_FRAGMENTO DE PÁGINA_
□ □ □

¿Por qué el perro se lame las pelotas?
Porque puede.
Slavoj Zizek
El filósofo esloveno Slavoj Zizek usa esta frase para explicar por qué el sistema económico capitalista está corrupto. Dice que es simplemente porque los empresarios más millonarios del mundo pueden cometer abusos, y las leyes les favorecen. En resumen, lo hacen porque pueden.
¿Por qué Donald Trump viene a Minneapolis, una de las ciudades más liberales del país, a hacer un mitin político? Porque puede. Porque a pesar de que el alcalde de la ciudad está en contra, y, a pesar de los centenares de protestantes que llevan horas gritando este jueves de octubre, con sus pancartas de paz y amor afuera del Target Center, en el centro de la ciudad, Trump es el presidente del país y no le importa nada.
Es un provocador. Y a la gente que va, lo sigue y vota por él, le encanta. Ahí van, en el tren, en el bus, en sus autos. Han venido desde las pequeñas ciudades del estado, todas ultraconservadoras, ajenas a la vida de la gran ciudad. Para ellos es la oportunidad de mostrar sus verdaderos colores, de sacar del clóset el gorro rojo que dice “Make America Great Again”, las camisetas con “Make Liberals Cry Again” o “I don’t care about your feelings”, y usarlas con orgullo. Ahí van como el tipo que va sentado en el tren frente a mí, que mira con ojos desafiantes a todos, que alza el mentón con arrogancia. Va a ver a su presidente. Otros van con la frase “Keep America Great”, el eslogan de la campaña del 2020. Como si en tres años, Trump hubiese transformado al país, lo hubiese vuelto a hacer “grande”, y ahora hubiera que defenderlo de las huestes socialistoides que quieren destruir la familia americana, los valores americanos, el Sueño Americano.

□ □ □

_DATOS PROPORCIONADOS_
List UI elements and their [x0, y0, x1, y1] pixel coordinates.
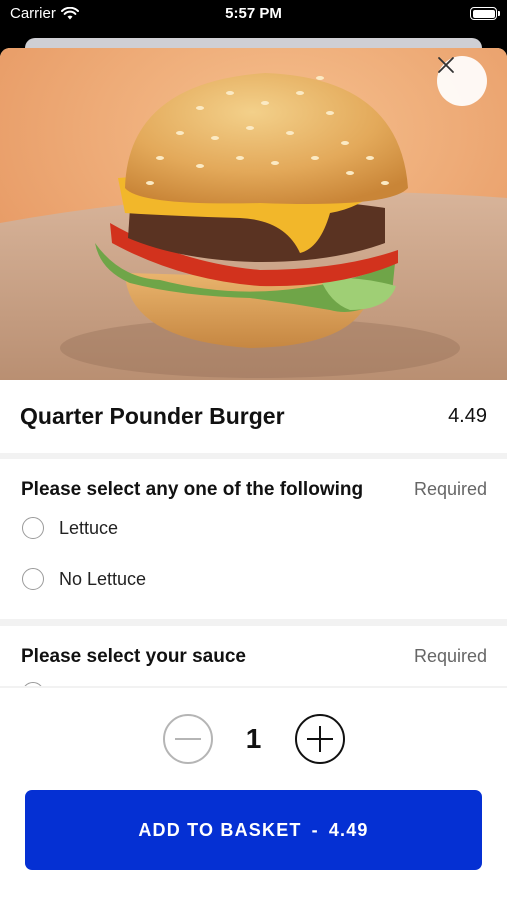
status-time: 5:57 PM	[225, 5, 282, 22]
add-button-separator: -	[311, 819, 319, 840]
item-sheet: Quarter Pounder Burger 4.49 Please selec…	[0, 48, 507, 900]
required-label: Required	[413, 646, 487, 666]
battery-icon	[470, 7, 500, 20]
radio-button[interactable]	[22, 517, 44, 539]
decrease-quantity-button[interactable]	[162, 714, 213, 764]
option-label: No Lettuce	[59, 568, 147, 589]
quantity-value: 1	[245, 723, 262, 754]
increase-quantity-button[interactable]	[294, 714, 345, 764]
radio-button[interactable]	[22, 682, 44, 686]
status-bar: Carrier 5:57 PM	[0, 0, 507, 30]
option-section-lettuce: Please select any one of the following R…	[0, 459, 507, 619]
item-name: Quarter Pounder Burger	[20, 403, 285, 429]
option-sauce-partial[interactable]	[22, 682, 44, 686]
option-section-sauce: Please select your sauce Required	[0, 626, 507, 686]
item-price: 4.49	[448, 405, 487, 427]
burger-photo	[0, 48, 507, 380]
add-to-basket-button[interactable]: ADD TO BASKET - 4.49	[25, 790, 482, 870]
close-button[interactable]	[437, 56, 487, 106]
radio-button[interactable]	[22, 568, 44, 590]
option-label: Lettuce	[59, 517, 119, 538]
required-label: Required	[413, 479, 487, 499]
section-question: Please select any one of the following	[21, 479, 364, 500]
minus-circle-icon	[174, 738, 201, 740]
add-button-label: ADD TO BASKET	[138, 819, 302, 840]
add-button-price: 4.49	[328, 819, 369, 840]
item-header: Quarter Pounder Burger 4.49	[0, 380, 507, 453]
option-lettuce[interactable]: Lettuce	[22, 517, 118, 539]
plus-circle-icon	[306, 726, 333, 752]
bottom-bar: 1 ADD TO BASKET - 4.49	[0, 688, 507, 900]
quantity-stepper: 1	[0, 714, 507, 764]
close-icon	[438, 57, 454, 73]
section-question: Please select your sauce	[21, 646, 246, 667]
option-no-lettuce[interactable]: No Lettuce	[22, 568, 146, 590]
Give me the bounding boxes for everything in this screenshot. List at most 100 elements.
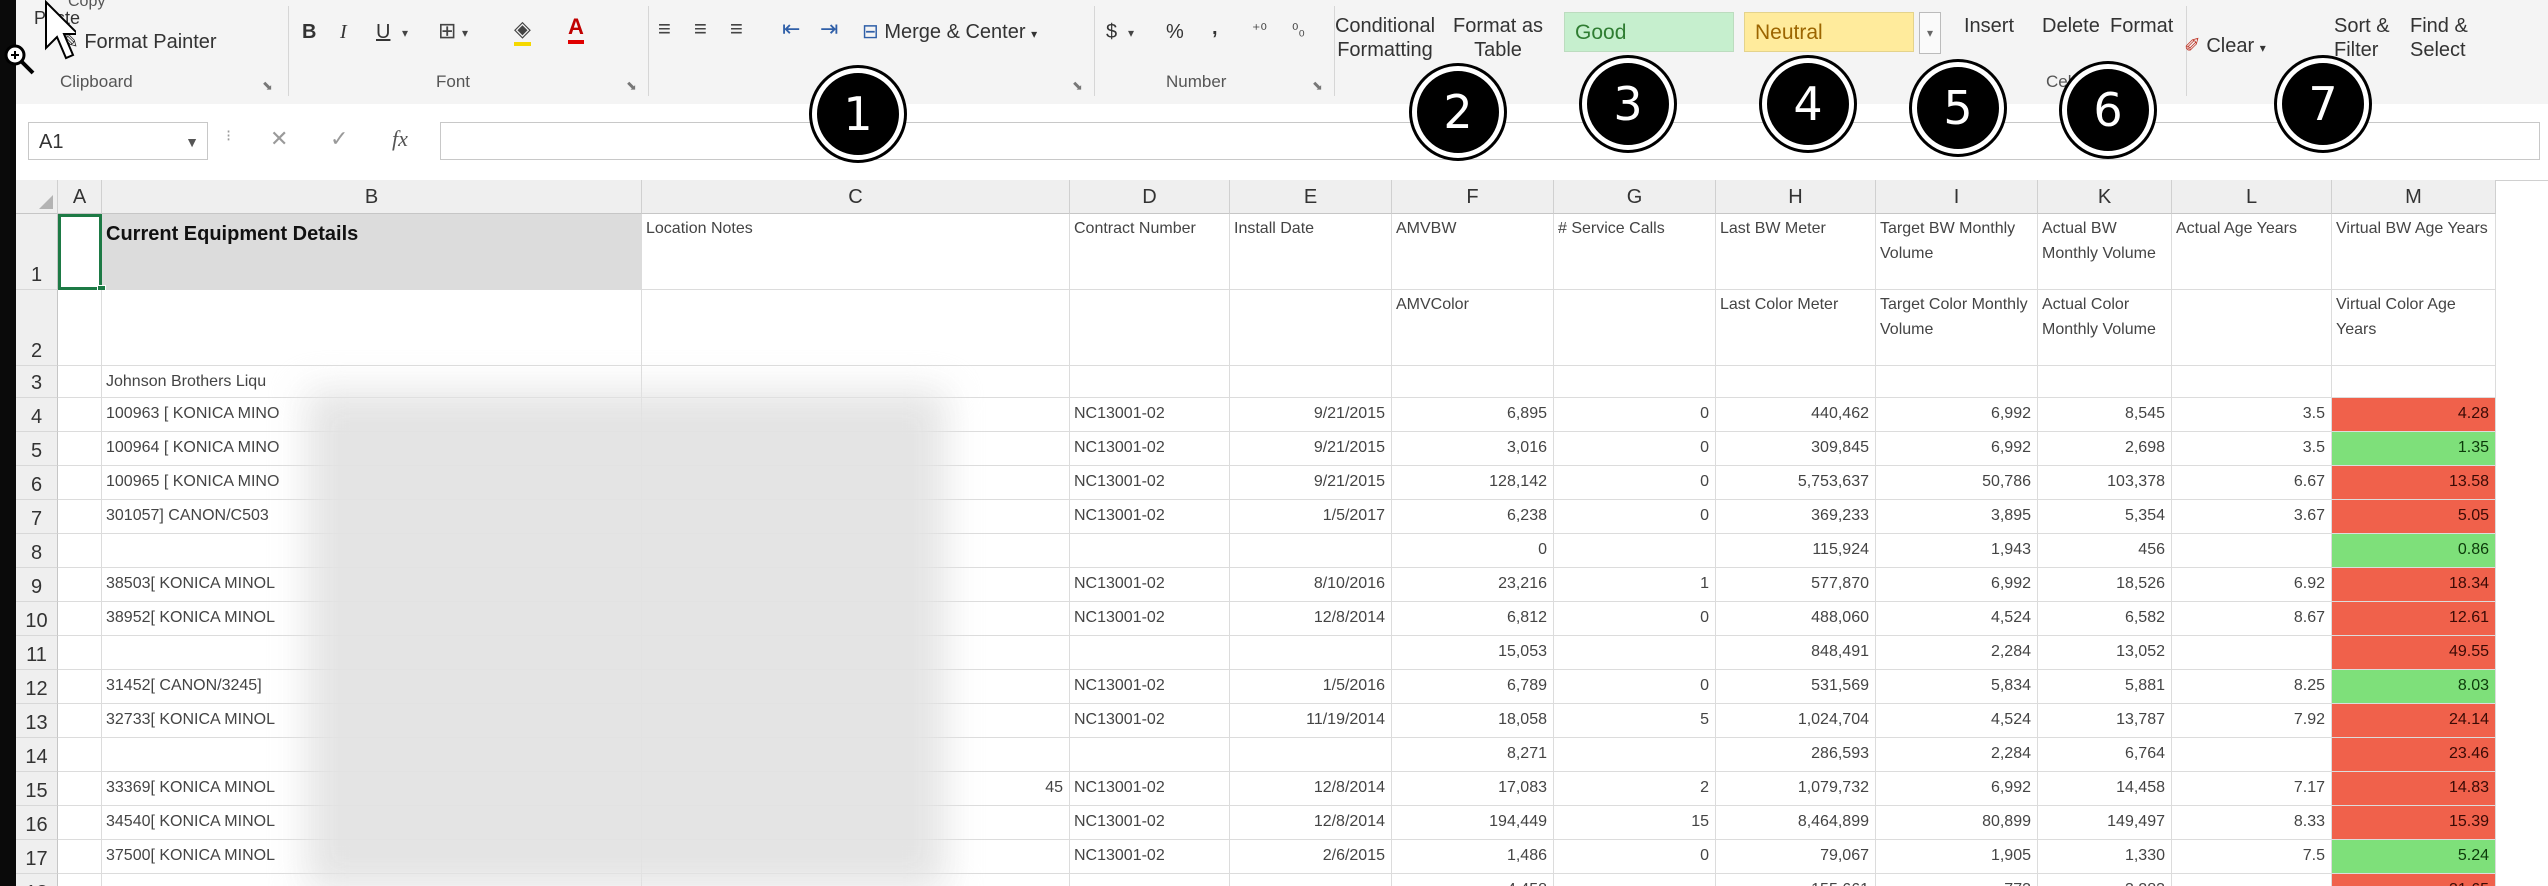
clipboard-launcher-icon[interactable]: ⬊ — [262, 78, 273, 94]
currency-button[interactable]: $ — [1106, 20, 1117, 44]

□ □ □

_TAREAS Y EJERCICIOS_
• a. Responde, por favor, estas preguntas sobre el texto del mitin de Trump en Minneapolis:
(i) ¿De qué país es el filósofo que usa la frase del perro?
(ii) ¿Fuera de qué recinto gritan los manifestantes con sus pancartas?
(iii) ¿Qué eslogan corresponde a la campaña de 2020?
• b. Retoma el texto del mitin de Trump en Minneapolis justo después de su última oración.

_RESULTADOS POR TAREA_
• a.
(i) Es esloveno.
(ii) Fuera del Target Center.
(iii) "Keep America Great".

• b.
Son miles, todos de rojo o de azul y blanco. En el recinto caben 20.000 personas, y, a pesar de que algunos reporteros dirán que hubo asientos vacíos, al final estuvo lleno. Todos blancos: los negros y latinos se pueden contar con los dedos de una mano. Una de las pocas personas de color es Michael Yareta. Vino desde Maryland, en la costa este, en donde está postulando para ser candidato a diputado. Salta, sonríe, habla con la gente, levanta su pancarta roja de Trump. “Él no es racista”, me dice, y jura que, si Estados Unidos ha intervenido en otros países, es exclusivamente por culpa de los demócratas. “Los republicanos nunca”. Para él, los demócratas son “lo peor. Falsos”.
“Four more years. Four more years”, grita la gente. Por los parlantes suenan canciones de los Rolling Stones, de Elton John, de Tom Petty, de Neil Young. Suena “Purple Rain” de Prince, uno de los héroes musicales locales, a pesar de que hace un año los abogados de Trump juraron que iban a dejar de tocarla. ¿Por qué igual lo hacen? Porque pueden y no les importa.
Un poco más allá hay un grupo de mujeres jóvenes, veinteañeras, todas rubias platinadas, maquilladas, de película, con sus poleras rojas y sus banderas rayadas. Están bailando. Qué confianza para bailar, para contornearse, para reírse. “Nunca se cansen de ganar”, dice ahora Erik Trump, uno de los hijos del presidente, arriba del escenario. Y parece que ellas lo sienten, lo viven, lo piensan, aunque en la realidad estén perdiendo. Como casi todos.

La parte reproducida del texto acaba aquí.